● Given exercise
Check every line below for the word "name" and copy each one that has it.

[Raw records]
= = = = = = =
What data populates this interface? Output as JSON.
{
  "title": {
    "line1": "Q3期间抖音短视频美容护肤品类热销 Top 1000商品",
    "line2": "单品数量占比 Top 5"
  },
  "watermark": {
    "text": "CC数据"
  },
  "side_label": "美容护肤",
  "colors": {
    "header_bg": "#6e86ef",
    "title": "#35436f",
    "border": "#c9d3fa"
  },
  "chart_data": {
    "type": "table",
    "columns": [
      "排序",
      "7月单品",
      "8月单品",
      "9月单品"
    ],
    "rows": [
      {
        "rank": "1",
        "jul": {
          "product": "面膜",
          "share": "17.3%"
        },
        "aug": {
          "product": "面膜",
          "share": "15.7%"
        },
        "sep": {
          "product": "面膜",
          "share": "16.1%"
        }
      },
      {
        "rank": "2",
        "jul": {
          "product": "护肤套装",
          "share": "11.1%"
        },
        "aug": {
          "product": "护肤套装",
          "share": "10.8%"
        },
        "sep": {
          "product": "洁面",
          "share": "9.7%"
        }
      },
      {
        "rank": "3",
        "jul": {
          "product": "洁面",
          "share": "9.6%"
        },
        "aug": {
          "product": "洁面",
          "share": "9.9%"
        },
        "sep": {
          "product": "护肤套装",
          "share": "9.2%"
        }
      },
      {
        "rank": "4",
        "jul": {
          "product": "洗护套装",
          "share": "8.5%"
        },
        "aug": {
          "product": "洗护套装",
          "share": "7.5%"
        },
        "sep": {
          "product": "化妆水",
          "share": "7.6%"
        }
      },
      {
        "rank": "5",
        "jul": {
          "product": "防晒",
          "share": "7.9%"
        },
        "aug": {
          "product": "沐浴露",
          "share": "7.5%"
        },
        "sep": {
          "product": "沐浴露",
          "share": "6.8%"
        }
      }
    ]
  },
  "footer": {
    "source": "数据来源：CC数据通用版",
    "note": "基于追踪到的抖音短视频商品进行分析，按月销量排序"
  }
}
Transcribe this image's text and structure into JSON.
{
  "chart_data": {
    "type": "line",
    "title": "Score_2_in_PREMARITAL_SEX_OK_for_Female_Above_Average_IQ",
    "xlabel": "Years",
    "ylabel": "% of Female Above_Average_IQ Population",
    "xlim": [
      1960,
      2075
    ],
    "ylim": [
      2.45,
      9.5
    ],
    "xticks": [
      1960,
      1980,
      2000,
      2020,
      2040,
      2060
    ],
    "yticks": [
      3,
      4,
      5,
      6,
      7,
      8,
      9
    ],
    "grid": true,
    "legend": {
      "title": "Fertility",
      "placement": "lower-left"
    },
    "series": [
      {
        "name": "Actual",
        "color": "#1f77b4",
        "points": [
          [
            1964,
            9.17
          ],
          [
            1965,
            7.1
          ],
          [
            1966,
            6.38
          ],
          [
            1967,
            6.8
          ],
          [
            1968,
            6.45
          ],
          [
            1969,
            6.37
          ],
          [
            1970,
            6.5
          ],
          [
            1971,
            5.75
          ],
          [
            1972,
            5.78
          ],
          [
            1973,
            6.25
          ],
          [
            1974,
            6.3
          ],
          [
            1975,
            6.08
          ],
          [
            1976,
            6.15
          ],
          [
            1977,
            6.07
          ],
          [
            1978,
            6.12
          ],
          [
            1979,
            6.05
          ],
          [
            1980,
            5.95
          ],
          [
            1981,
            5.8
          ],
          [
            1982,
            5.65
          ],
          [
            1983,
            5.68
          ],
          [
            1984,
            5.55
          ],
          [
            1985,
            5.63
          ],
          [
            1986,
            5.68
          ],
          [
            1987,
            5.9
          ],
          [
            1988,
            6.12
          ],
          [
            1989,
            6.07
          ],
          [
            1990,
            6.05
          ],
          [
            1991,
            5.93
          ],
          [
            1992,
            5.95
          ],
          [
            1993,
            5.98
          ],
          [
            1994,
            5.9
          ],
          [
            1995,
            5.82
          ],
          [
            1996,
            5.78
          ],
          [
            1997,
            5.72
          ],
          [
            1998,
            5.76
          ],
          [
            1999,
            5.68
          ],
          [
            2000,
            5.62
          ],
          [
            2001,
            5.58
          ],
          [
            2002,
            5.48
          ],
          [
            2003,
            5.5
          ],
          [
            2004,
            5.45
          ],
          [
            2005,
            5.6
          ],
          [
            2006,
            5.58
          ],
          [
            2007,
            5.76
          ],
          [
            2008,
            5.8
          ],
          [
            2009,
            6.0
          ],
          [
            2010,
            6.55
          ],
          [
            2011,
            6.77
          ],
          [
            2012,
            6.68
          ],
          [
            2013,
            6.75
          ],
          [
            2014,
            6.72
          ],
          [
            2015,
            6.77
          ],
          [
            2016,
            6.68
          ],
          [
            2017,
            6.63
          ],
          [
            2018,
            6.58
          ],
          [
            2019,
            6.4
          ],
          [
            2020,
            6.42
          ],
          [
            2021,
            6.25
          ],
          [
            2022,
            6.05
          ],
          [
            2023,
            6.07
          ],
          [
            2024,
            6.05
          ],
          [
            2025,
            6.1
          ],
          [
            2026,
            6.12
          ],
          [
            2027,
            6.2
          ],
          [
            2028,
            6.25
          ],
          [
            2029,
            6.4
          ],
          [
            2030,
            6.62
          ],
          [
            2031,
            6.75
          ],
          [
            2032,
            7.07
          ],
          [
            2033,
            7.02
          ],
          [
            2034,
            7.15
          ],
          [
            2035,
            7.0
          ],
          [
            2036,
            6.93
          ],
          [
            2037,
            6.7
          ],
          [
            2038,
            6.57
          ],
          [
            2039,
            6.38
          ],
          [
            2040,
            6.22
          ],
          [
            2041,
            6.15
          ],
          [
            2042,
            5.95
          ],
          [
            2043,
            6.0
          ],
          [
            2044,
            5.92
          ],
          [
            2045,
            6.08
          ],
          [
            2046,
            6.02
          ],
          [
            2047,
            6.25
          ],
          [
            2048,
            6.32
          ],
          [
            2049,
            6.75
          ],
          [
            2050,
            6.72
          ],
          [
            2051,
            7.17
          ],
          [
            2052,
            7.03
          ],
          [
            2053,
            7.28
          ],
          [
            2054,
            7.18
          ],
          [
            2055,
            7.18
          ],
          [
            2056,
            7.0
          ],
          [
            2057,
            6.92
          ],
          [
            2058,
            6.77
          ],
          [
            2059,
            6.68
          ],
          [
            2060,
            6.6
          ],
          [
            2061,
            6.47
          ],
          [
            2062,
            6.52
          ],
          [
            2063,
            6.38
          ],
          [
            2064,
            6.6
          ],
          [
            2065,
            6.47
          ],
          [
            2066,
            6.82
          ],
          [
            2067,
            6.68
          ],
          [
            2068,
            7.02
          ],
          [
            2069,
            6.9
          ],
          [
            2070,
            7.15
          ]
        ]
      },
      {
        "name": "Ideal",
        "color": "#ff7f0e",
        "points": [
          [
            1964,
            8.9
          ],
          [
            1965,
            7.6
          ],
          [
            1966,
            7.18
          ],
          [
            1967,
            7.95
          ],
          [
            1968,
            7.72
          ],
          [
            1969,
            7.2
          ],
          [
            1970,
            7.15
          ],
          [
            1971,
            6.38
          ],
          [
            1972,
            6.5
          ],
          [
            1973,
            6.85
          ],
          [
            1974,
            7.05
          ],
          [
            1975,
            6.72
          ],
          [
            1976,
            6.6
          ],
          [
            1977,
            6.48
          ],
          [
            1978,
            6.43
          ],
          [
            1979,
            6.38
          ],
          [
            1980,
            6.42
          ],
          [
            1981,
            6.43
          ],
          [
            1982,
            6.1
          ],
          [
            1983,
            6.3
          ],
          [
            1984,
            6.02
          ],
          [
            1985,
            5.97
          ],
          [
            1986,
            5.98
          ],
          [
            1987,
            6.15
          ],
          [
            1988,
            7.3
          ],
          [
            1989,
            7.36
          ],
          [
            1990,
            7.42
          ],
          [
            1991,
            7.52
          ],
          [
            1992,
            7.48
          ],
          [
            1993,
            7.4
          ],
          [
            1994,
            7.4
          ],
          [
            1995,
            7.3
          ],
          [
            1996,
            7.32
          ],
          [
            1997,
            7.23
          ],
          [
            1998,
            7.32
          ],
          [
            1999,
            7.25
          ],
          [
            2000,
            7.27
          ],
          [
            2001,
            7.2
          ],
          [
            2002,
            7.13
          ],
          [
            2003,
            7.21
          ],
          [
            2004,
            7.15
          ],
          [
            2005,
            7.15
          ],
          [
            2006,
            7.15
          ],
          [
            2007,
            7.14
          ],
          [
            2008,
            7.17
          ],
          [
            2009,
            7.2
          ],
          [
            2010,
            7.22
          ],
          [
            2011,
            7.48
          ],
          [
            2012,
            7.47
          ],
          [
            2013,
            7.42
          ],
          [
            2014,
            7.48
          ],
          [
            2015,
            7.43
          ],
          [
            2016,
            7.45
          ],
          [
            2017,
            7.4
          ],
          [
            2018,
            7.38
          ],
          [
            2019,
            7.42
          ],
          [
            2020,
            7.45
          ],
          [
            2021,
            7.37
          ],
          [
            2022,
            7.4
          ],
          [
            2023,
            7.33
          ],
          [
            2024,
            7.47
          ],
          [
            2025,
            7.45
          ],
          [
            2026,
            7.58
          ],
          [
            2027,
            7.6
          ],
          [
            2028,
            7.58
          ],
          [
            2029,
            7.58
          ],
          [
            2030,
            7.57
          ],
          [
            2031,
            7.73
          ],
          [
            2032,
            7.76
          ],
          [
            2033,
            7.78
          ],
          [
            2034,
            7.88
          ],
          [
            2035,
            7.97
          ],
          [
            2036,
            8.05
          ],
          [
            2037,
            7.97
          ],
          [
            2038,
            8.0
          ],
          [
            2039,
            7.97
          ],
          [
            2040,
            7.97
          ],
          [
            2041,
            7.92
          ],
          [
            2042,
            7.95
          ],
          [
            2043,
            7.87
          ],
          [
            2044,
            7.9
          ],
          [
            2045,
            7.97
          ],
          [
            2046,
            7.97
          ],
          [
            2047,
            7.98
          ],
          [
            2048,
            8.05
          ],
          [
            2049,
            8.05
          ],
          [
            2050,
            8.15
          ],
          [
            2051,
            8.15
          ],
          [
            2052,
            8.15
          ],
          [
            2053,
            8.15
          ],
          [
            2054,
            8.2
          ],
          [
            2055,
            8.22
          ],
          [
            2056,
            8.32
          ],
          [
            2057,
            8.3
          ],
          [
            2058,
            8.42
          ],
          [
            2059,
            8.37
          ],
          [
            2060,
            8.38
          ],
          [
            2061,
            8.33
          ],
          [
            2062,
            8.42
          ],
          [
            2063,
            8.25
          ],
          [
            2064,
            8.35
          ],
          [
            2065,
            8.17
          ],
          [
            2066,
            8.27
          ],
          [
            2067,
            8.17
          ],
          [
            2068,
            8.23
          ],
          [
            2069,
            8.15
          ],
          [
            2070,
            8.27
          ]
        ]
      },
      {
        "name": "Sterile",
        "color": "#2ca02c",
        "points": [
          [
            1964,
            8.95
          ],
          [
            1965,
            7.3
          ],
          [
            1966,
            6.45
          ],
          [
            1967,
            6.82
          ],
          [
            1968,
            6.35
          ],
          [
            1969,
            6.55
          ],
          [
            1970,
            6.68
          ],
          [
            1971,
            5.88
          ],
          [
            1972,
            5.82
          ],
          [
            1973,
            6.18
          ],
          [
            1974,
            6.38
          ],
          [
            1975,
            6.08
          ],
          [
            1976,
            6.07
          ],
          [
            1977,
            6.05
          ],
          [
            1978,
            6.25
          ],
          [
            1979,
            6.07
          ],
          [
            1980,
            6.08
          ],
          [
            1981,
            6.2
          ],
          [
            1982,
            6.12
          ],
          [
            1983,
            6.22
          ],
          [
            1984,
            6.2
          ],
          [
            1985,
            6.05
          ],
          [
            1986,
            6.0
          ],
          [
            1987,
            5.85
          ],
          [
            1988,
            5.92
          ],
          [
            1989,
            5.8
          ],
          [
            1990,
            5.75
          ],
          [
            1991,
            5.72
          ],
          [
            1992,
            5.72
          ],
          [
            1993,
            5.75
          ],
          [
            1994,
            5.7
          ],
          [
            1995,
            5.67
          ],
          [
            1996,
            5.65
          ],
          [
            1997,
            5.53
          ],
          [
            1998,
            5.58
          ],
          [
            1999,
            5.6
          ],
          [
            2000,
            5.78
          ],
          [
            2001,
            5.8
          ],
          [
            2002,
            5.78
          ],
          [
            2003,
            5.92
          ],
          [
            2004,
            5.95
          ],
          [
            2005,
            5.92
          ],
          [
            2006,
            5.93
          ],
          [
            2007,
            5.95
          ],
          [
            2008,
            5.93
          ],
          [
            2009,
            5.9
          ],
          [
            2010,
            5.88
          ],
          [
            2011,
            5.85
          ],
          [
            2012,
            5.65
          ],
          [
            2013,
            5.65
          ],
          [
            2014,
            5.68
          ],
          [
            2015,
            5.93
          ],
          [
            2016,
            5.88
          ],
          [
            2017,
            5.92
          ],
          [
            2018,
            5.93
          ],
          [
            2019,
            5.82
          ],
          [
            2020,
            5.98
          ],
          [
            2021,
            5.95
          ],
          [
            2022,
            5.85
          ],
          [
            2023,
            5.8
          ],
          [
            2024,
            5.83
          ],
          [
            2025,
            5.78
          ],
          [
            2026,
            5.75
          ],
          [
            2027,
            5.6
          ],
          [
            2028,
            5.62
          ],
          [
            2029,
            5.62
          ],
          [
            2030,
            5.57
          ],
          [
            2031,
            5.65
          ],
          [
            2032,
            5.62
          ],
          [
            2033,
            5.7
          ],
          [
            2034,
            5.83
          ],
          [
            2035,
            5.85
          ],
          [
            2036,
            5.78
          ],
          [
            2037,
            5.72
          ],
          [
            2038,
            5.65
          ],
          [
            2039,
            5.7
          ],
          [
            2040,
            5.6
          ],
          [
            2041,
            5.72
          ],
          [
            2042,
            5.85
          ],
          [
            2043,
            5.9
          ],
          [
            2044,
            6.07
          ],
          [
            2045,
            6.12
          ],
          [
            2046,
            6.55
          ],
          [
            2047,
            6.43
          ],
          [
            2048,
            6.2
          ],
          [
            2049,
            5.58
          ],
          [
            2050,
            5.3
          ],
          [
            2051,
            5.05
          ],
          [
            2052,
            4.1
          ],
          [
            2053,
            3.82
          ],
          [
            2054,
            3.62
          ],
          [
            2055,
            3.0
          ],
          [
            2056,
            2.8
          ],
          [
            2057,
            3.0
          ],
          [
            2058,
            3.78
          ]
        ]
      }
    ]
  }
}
= = = = = = =
● The response
        "name": "Actual",
        "name": "Ideal",
        "name": "Sterile",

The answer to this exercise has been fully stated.